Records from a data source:
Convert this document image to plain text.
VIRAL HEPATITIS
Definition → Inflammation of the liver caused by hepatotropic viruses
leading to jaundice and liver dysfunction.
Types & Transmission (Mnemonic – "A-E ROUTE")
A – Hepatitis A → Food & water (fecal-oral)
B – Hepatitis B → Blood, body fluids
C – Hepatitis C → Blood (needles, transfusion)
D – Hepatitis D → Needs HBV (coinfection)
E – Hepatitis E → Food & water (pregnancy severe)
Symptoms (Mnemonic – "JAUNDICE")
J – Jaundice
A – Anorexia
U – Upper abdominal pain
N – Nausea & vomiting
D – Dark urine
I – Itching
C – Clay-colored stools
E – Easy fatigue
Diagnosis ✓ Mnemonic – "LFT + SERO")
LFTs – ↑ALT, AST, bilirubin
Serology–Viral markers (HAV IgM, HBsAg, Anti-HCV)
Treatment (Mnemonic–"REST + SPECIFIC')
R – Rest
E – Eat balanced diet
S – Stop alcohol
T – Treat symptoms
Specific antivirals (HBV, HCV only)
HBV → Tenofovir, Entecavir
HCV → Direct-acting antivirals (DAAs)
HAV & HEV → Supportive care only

Aim of the exercise
Filter the records above for the string "Blood" and copy each matching line.

Your solution
B – Hepatitis B → Blood, body fluids
C – Hepatitis C → Blood (needles, transfusion)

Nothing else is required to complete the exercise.